AIM OF THE TASK
Tally the lines holding "content" and state only that figure.

DATA FOR PROCESSING
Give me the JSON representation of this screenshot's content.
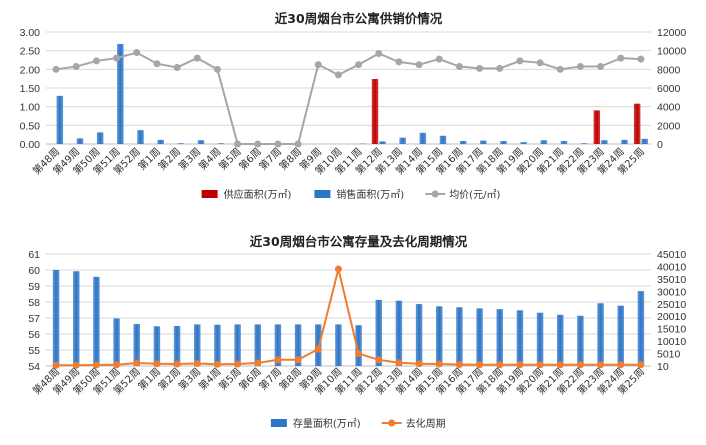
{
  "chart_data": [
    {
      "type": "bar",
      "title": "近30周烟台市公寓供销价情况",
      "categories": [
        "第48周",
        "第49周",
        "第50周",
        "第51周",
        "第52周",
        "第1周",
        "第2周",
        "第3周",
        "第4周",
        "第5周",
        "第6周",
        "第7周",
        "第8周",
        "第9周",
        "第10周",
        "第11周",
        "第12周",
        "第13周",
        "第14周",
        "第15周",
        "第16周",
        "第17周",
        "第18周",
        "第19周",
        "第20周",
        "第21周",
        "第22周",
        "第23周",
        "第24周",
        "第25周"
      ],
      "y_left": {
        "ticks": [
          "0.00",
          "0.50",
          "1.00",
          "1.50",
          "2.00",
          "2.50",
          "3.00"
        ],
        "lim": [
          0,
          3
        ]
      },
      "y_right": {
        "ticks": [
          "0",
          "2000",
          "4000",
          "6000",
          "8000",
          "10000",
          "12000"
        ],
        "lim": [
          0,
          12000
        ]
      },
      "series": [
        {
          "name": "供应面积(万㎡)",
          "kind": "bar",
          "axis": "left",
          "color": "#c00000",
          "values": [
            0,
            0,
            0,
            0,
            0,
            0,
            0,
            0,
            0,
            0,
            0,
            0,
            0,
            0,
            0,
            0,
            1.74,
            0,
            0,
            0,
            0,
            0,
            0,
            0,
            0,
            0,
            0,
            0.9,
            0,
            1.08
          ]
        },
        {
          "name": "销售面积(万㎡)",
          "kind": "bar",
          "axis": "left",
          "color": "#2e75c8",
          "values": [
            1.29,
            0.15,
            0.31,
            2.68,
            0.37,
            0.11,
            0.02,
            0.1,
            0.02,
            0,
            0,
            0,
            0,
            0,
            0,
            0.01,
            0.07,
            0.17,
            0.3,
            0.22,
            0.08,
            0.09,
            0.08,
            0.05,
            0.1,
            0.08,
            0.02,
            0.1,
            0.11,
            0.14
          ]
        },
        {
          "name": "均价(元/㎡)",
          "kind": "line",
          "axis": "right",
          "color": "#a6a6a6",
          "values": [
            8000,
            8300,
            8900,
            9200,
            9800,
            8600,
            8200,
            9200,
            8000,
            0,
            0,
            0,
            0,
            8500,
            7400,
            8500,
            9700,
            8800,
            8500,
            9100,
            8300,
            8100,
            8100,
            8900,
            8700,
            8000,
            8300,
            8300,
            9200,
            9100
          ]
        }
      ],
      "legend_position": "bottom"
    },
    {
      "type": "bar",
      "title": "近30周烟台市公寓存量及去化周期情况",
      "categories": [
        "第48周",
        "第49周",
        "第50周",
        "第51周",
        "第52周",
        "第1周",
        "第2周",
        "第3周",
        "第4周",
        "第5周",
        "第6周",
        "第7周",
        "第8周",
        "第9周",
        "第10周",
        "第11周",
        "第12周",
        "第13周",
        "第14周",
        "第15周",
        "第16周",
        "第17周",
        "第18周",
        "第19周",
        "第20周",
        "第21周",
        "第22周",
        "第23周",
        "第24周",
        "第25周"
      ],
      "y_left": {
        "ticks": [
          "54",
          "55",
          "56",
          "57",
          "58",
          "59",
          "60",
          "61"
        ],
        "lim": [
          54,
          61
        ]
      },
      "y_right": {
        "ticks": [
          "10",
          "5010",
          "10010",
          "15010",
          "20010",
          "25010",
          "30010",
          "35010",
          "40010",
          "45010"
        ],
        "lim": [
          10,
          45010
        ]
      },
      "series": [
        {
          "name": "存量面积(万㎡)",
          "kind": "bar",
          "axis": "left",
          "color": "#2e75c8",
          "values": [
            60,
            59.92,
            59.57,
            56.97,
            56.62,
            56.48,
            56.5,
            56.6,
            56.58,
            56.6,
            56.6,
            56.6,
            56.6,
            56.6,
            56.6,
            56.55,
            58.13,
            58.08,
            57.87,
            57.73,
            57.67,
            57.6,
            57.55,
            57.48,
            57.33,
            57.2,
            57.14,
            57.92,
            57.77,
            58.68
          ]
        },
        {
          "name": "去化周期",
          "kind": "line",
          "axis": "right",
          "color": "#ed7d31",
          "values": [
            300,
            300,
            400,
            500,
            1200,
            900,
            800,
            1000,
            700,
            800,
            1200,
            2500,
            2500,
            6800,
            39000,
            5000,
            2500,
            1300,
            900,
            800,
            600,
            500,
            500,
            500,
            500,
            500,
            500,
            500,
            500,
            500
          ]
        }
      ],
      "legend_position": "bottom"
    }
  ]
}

--

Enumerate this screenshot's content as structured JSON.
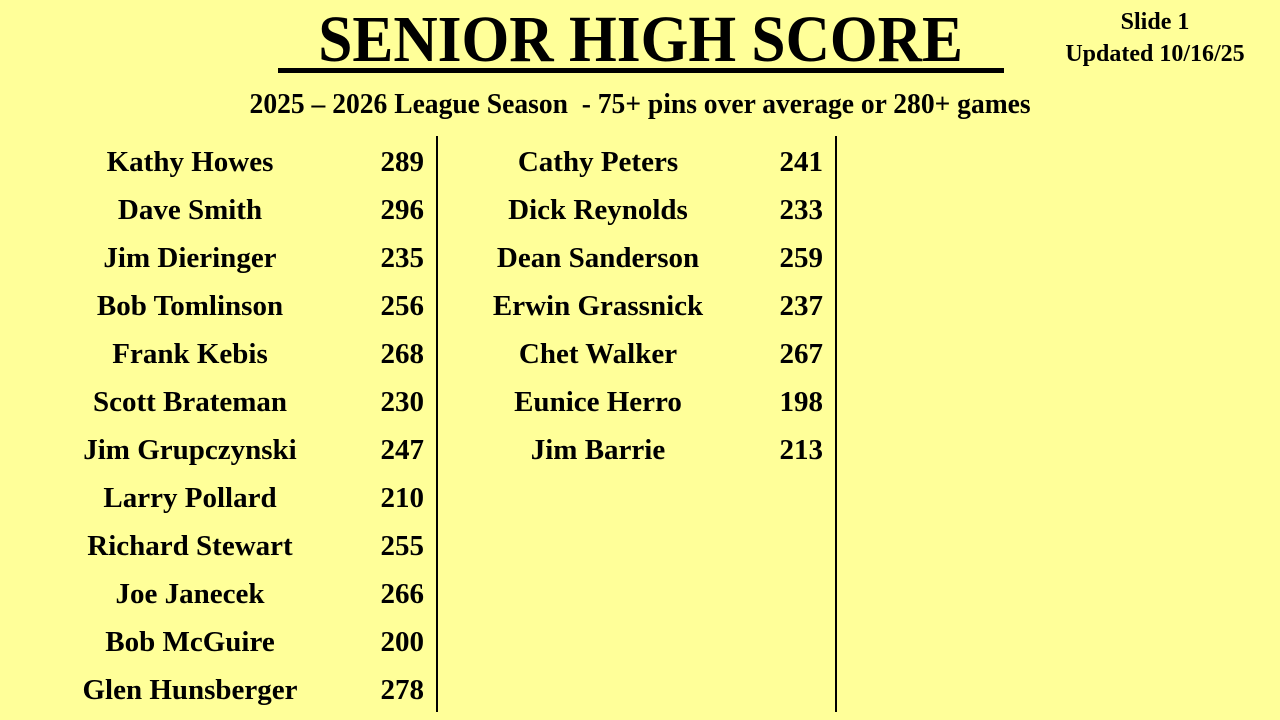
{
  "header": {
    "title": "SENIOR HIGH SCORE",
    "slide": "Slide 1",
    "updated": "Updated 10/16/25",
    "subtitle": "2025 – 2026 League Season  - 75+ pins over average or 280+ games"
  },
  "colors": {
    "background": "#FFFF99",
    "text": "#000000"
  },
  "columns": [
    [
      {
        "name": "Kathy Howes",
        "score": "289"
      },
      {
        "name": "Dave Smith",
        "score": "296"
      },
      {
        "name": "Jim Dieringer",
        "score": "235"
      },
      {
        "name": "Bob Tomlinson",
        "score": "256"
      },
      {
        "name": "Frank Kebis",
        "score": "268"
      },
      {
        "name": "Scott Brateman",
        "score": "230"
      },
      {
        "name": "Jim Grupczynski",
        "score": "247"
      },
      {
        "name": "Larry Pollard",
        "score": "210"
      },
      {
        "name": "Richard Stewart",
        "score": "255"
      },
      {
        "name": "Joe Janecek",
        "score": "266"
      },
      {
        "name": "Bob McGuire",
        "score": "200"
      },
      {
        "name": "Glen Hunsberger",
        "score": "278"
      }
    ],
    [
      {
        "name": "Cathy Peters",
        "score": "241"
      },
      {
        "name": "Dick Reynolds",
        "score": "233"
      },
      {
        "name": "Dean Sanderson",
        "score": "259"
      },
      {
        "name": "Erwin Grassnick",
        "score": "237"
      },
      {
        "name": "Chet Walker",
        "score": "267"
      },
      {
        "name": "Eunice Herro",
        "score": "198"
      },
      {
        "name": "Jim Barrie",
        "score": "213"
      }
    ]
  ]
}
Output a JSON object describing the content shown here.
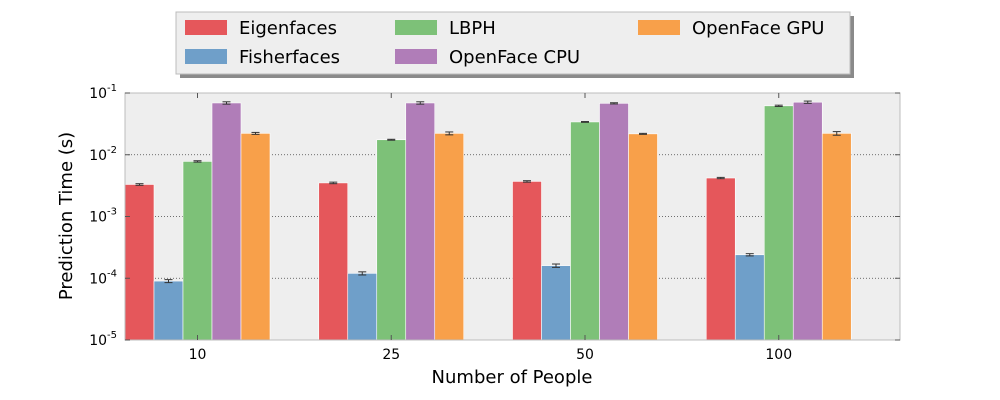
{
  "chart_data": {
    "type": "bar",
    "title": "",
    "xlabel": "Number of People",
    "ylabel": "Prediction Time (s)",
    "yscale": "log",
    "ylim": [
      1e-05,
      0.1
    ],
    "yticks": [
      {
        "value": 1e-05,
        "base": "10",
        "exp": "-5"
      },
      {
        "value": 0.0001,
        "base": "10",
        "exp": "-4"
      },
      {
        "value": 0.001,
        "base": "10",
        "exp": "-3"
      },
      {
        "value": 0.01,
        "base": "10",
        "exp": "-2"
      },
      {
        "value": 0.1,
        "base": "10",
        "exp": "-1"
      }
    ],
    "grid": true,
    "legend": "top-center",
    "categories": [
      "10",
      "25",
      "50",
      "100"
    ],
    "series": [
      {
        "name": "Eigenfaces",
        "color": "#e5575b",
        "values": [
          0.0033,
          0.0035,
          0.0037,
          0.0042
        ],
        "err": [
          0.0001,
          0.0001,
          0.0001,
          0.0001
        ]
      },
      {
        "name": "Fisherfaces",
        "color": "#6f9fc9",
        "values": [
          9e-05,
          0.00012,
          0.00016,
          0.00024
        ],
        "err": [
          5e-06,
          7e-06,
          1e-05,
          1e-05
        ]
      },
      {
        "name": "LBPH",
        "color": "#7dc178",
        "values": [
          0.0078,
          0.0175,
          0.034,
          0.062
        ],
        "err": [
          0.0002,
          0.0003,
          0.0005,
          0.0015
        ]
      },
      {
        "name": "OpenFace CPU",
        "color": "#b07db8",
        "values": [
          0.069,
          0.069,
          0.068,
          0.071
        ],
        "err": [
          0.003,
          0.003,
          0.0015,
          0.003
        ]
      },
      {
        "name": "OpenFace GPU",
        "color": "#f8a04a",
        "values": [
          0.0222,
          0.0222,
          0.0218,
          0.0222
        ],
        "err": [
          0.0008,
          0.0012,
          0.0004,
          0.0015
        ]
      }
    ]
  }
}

OUTPUT BELOW
3